* _Work to do_
Write the data out again in full, with no departure from the original.

**** Source data

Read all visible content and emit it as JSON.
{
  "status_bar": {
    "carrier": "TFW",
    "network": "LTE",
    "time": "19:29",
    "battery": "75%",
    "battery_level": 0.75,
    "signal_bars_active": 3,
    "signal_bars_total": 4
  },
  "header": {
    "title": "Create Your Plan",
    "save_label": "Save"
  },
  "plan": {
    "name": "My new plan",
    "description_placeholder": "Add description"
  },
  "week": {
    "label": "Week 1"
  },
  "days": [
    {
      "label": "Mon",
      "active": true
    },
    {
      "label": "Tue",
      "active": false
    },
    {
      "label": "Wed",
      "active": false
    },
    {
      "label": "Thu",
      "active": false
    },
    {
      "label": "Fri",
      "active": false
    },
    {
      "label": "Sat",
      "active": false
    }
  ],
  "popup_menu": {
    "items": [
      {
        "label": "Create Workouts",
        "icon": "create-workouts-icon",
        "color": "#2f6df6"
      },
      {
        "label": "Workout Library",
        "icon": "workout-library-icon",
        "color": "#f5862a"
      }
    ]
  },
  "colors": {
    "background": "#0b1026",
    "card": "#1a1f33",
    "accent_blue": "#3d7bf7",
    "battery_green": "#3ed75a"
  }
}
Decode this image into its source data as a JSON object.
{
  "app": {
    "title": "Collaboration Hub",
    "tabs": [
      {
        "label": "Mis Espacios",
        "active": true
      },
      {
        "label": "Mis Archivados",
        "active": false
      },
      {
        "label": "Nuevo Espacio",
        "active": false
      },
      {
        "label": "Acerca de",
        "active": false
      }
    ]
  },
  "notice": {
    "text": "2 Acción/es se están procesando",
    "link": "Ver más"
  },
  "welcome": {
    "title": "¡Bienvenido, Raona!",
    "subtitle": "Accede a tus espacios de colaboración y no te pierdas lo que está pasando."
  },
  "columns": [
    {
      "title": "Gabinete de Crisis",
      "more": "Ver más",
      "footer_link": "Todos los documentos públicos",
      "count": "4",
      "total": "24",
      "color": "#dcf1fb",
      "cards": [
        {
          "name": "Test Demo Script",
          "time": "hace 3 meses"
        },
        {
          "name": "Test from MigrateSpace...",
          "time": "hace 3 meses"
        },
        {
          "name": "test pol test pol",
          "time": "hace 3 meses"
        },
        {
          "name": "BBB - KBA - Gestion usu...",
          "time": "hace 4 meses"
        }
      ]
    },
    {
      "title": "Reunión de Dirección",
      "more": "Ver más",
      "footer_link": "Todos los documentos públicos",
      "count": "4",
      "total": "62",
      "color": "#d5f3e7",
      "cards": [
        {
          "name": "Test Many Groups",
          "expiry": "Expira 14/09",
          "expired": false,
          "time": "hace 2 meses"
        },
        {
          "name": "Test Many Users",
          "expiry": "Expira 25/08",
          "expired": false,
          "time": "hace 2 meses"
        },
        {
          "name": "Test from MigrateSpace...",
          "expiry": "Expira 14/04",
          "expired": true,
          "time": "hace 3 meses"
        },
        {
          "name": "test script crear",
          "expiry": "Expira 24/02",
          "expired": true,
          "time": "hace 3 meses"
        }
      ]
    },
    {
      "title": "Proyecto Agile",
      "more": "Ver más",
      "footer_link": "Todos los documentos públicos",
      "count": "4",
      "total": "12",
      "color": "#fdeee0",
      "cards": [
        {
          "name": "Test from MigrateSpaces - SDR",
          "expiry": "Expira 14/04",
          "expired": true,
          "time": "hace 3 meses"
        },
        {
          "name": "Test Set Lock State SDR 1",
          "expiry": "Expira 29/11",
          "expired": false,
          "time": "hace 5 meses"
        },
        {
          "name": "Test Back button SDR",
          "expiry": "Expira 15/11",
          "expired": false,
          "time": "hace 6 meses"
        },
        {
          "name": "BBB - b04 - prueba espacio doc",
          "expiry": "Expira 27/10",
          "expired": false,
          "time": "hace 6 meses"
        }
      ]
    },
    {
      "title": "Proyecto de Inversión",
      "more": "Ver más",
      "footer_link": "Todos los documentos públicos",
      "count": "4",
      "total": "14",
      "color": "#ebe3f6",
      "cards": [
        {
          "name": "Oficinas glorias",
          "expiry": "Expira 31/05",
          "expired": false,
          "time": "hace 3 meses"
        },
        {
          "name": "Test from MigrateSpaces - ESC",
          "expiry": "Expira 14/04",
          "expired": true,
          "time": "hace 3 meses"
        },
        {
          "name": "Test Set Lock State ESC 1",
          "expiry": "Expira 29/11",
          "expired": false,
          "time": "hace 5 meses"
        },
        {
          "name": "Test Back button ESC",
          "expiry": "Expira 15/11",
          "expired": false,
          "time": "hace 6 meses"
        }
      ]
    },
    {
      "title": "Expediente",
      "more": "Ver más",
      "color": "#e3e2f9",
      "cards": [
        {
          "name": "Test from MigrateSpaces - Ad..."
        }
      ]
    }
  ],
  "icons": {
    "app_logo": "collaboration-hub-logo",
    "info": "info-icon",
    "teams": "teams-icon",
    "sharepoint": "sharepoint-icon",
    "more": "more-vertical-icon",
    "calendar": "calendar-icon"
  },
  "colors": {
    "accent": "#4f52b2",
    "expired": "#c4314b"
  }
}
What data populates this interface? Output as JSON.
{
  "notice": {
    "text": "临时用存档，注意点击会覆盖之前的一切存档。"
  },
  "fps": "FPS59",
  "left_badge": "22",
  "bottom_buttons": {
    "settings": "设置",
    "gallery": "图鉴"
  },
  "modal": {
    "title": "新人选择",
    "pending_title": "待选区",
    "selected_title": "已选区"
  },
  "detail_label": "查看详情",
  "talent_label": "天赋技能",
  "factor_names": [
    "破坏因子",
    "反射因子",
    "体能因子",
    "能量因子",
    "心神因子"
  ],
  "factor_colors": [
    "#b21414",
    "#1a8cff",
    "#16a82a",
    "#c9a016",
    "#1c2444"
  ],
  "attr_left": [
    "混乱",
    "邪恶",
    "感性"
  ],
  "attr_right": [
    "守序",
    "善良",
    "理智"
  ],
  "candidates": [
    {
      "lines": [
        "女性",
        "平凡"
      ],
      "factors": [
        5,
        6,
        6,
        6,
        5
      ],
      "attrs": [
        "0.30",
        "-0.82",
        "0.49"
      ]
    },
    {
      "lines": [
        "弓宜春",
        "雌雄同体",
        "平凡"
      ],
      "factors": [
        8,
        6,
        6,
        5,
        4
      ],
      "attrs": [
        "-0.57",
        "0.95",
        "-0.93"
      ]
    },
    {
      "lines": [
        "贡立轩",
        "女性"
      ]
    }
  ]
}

********

* _Written response_
Read all visible content and emit it as JSON.
{
  "status_bar": {
    "carrier": "TFW",
    "network": "LTE",
    "time": "19:29",
    "battery": "75%",
    "battery_level": 0.75,
    "signal_bars_active": 3,
    "signal_bars_total": 4
  },
  "header": {
    "title": "Create Your Plan",
    "save_label": "Save"
  },
  "plan": {
    "name": "My new plan",
    "description_placeholder": "Add description"
  },
  "week": {
    "label": "Week 1"
  },
  "days": [
    {
      "label": "Mon",
      "active": true
    },
    {
      "label": "Tue",
      "active": false
    },
    {
      "label": "Wed",
      "active": false
    },
    {
      "label": "Thu",
      "active": false
    },
    {
      "label": "Fri",
      "active": false
    },
    {
      "label": "Sat",
      "active": false
    }
  ],
  "popup_menu": {
    "items": [
      {
        "label": "Create Workouts",
        "icon": "create-workouts-icon",
        "color": "#2f6df6"
      },
      {
        "label": "Workout Library",
        "icon": "workout-library-icon",
        "color": "#f5862a"
      }
    ]
  },
  "colors": {
    "background": "#0b1026",
    "card": "#1a1f33",
    "accent_blue": "#3d7bf7",
    "battery_green": "#3ed75a"
  }
}
Decode this image into its source data as a JSON object.
{
  "app": {
    "title": "Collaboration Hub",
    "tabs": [
      {
        "label": "Mis Espacios",
        "active": true
      },
      {
        "label": "Mis Archivados",
        "active": false
      },
      {
        "label": "Nuevo Espacio",
        "active": false
      },
      {
        "label": "Acerca de",
        "active": false
      }
    ]
  },
  "notice": {
    "text": "2 Acción/es se están procesando",
    "link": "Ver más"
  },
  "welcome": {
    "title": "¡Bienvenido, Raona!",
    "subtitle": "Accede a tus espacios de colaboración y no te pierdas lo que está pasando."
  },
  "columns": [
    {
      "title": "Gabinete de Crisis",
      "more": "Ver más",
      "footer_link": "Todos los documentos públicos",
      "count": "4",
      "total": "24",
      "color": "#dcf1fb",
      "cards": [
        {
          "name": "Test Demo Script",
          "time": "hace 3 meses"
        },
        {
          "name": "Test from MigrateSpace...",
          "time": "hace 3 meses"
        },
        {
          "name": "test pol test pol",
          "time": "hace 3 meses"
        },
        {
          "name": "BBB - KBA - Gestion usu...",
          "time": "hace 4 meses"
        }
      ]
    },
    {
      "title": "Reunión de Dirección",
      "more": "Ver más",
      "footer_link": "Todos los documentos públicos",
      "count": "4",
      "total": "62",
      "color": "#d5f3e7",
      "cards": [
        {
          "name": "Test Many Groups",
          "expiry": "Expira 14/09",
          "expired": false,
          "time": "hace 2 meses"
        },
        {
          "name": "Test Many Users",
          "expiry": "Expira 25/08",
          "expired": false,
          "time": "hace 2 meses"
        },
        {
          "name": "Test from MigrateSpace...",
          "expiry": "Expira 14/04",
          "expired": true,
          "time": "hace 3 meses"
        },
        {
          "name": "test script crear",
          "expiry": "Expira 24/02",
          "expired": true,
          "time": "hace 3 meses"
        }
      ]
    },
    {
      "title": "Proyecto Agile",
      "more": "Ver más",
      "footer_link": "Todos los documentos públicos",
      "count": "4",
      "total": "12",
      "color": "#fdeee0",
      "cards": [
        {
          "name": "Test from MigrateSpaces - SDR",
          "expiry": "Expira 14/04",
          "expired": true,
          "time": "hace 3 meses"
        },
        {
          "name": "Test Set Lock State SDR 1",
          "expiry": "Expira 29/11",
          "expired": false,
          "time": "hace 5 meses"
        },
        {
          "name": "Test Back button SDR",
          "expiry": "Expira 15/11",
          "expired": false,
          "time": "hace 6 meses"
        },
        {
          "name": "BBB - b04 - prueba espacio doc",
          "expiry": "Expira 27/10",
          "expired": false,
          "time": "hace 6 meses"
        }
      ]
    },
    {
      "title": "Proyecto de Inversión",
      "more": "Ver más",
      "footer_link": "Todos los documentos públicos",
      "count": "4",
      "total": "14",
      "color": "#ebe3f6",
      "cards": [
        {
          "name": "Oficinas glorias",
          "expiry": "Expira 31/05",
          "expired": false,
          "time": "hace 3 meses"
        },
        {
          "name": "Test from MigrateSpaces - ESC",
          "expiry": "Expira 14/04",
          "expired": true,
          "time": "hace 3 meses"
        },
        {
          "name": "Test Set Lock State ESC 1",
          "expiry": "Expira 29/11",
          "expired": false,
          "time": "hace 5 meses"
        },
        {
          "name": "Test Back button ESC",
          "expiry": "Expira 15/11",
          "expired": false,
          "time": "hace 6 meses"
        }
      ]
    },
    {
      "title": "Expediente",
      "more": "Ver más",
      "color": "#e3e2f9",
      "cards": [
        {
          "name": "Test from MigrateSpaces - Ad..."
        }
      ]
    }
  ],
  "icons": {
    "app_logo": "collaboration-hub-logo",
    "info": "info-icon",
    "teams": "teams-icon",
    "sharepoint": "sharepoint-icon",
    "more": "more-vertical-icon",
    "calendar": "calendar-icon"
  },
  "colors": {
    "accent": "#4f52b2",
    "expired": "#c4314b"
  }
}
What data populates this interface? Output as JSON.
{
  "notice": {
    "text": "临时用存档，注意点击会覆盖之前的一切存档。"
  },
  "fps": "FPS59",
  "left_badge": "22",
  "bottom_buttons": {
    "settings": "设置",
    "gallery": "图鉴"
  },
  "modal": {
    "title": "新人选择",
    "pending_title": "待选区",
    "selected_title": "已选区"
  },
  "detail_label": "查看详情",
  "talent_label": "天赋技能",
  "factor_names": [
    "破坏因子",
    "反射因子",
    "体能因子",
    "能量因子",
    "心神因子"
  ],
  "factor_colors": [
    "#b21414",
    "#1a8cff",
    "#16a82a",
    "#c9a016",
    "#1c2444"
  ],
  "attr_left": [
    "混乱",
    "邪恶",
    "感性"
  ],
  "attr_right": [
    "守序",
    "善良",
    "理智"
  ],
  "candidates": [
    {
      "lines": [
        "女性",
        "平凡"
      ],
      "factors": [
        5,
        6,
        6,
        6,
        5
      ],
      "attrs": [
        "0.30",
        "-0.82",
        "0.49"
      ]
    },
    {
      "lines": [
        "弓宜春",
        "雌雄同体",
        "平凡"
      ],
      "factors": [
        8,
        6,
        6,
        5,
        4
      ],
      "attrs": [
        "-0.57",
        "0.95",
        "-0.93"
      ]
    },
    {
      "lines": [
        "贡立轩",
        "女性"
      ]
    }
  ]
}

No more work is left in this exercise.